== 取り組む課題 ==
[1] 自然農の文章によると、手をかけただけの実りを手にできるかどうかは、いつの時期で決まるとされていますか。
[2] 自然農を楽にするポイントについての文章を、最後の一文の後から書き継いでください。

== 対象の文章 ==

+++

半農半菓
自然農を楽にするポイント
2008年10月21日
7月半ばの稲の足もとの状態
7月半ばの稲の足もとの状態
さて、今日は、
自然農をやってるけどもうちょっと楽にやりたい人、
もうちょっと楽にやれたらやりたい人のために、ちょっと詳しく。

自然農はだれでも簡単にできるが、
手をかけただけの実りを手にできるかどうかは、
田植え後一か月で決まる。
この間に草に負けるか、負けないかが分かれ目だということ。

だから負けそうになったら、草刈に入って手を貸してやるわけだが。
この真夏の草刈が、きつくて、自然農は大変だと、
そして、草に負けて収量が少なく、
自然農は、草だらけで収量が少ないとくじける人も多い。

でも、僕はいいたい、
自然農はポイントがわかれば、楽にできる。
そして驚くほど、大きな株になる。

だから、自然農を楽にするポイント。

それは、田植え前に畑草がいかに背が高く旺盛に生えているか、という点。
ちなみに畑草という草はないのであしからず。
畑に生えるような水を嫌う草、一般的にはイネ科、ムギ科、マメ科の一年草のことだ。
これらが旺盛に背が高く生えているような状態なら、ベストだということだ。
それら冬の畑草が、ひざ上、あるいは腰くらいあるぐらい茂っていると、
まず、田植え時期、稲と競合する草が、芽吹きにくい。
そして、それらを押し倒して、あるいは刈り敷いて、苗を植えるわけだが、
そのとき、地面を覆う草が多ければ多いほど、物理的に下から草が芽吹きにくい。
紙マルチ農法というのがあるが、
いわば、草マルチ農法だ。
それも分厚い草マルチ。
そして、そこに生えていた草が水を好む草だったら、
そのうち再生して稲と競合するが、
(だって田植え後は水を張るから)
水を嫌う畑草だったら、水を張れば枯れていくか弱っていく一方で、稲と競合しない。
そのようにして、厚い冬春の草の亡骸が、草を押さえる。

+++

== 提供記録 ==
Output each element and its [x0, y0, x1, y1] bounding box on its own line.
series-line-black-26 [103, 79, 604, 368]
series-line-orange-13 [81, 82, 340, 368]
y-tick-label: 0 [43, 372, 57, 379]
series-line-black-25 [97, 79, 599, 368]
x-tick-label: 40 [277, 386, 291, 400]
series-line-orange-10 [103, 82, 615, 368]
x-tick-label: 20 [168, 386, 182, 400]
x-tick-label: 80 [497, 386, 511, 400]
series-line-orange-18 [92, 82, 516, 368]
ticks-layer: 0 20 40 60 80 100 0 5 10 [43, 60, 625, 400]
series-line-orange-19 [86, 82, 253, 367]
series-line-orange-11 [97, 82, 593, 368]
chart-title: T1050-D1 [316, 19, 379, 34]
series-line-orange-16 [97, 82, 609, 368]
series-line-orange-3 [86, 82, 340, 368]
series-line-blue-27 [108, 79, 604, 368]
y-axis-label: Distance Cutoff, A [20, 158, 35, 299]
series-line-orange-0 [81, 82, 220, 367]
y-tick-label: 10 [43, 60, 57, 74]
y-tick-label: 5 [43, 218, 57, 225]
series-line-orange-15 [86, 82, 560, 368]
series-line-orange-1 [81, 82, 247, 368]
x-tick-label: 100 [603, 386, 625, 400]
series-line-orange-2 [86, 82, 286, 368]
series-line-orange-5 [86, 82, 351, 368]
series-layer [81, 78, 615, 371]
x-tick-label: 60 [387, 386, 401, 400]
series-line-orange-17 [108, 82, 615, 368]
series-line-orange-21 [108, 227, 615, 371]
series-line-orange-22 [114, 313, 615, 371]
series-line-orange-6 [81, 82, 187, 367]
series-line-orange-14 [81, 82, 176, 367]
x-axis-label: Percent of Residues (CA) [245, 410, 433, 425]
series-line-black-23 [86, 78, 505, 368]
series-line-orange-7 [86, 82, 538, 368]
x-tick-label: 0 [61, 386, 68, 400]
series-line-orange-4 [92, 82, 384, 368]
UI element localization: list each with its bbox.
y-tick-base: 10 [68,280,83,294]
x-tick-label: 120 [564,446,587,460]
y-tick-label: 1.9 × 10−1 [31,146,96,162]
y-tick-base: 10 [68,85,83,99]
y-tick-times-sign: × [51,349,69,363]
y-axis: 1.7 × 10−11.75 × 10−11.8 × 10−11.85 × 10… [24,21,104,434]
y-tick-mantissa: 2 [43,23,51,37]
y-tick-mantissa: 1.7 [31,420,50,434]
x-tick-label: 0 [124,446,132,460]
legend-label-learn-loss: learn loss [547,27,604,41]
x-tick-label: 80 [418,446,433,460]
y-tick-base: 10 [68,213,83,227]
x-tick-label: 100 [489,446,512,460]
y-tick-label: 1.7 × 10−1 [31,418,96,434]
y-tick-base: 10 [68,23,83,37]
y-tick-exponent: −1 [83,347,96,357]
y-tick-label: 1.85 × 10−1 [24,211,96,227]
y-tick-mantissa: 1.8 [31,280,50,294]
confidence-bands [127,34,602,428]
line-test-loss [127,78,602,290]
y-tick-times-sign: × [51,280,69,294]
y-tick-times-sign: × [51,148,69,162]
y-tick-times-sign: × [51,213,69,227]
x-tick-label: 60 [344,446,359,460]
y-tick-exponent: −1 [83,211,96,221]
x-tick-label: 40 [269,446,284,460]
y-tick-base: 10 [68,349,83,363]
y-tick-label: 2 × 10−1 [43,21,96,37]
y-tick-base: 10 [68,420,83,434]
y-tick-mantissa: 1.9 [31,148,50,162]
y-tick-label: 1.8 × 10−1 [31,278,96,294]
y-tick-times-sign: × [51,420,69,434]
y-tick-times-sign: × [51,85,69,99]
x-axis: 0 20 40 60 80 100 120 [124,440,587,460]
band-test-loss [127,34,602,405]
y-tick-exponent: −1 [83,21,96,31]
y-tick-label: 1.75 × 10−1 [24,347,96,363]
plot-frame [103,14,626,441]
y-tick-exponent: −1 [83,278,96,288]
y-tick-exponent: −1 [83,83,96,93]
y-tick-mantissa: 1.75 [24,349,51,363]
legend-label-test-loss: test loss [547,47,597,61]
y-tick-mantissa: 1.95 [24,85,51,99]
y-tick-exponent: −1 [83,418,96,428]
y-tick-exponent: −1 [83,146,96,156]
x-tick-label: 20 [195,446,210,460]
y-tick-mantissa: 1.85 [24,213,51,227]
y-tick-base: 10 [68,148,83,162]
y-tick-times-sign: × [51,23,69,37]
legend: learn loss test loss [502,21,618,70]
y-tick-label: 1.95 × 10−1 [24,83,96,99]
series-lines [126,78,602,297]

+++

== 解答一覧 ==
[1] 田植え後の一か月で決まるとされています。

[2]
そういう田ならいうことはないが、
そう条件のいい田ばかりではない。
水はけの悪いところは、畑草が生えても背丈が低いし、
畑草でなく、水を好む草が生えやすい。
そうすると、草が少なく薄い草マルチにしかならず、
水を入れれば元気になる草がぼうぼう生えてくる。
だから、人為的に、いい状態の田にしてやる。
つまり、溝を掘って、水はけをよくしてやるのだ。
長々と書いてきたが、結局は一言、「溝を掘る」ということ。
水はけの悪い田なら悪いところから排水口まで、溝をほっておく。
深けりゃ深いほどいいが、普通は20センチも深けりゃ充分だろう。
そうすると、水はけがよくなって、水を嫌う畑草が冬の間によく生える。
田植えしたとき、水で弱っていく草のマルチが厚く出来上がる。
というわけ(^^)

それだけでもかなり草を押さえられるが、
さらに完全に草を押さえたいという人は、
つまり、真夏の草刈りを完全にさぼりたい人は、
田植え後2〜3週間は、水を深めに張った状態をキープしてやる。
これが2番目のポイント。
(ただし、これは川口さんのいう自然農からすれば、ちょっと邪道かも(^^;))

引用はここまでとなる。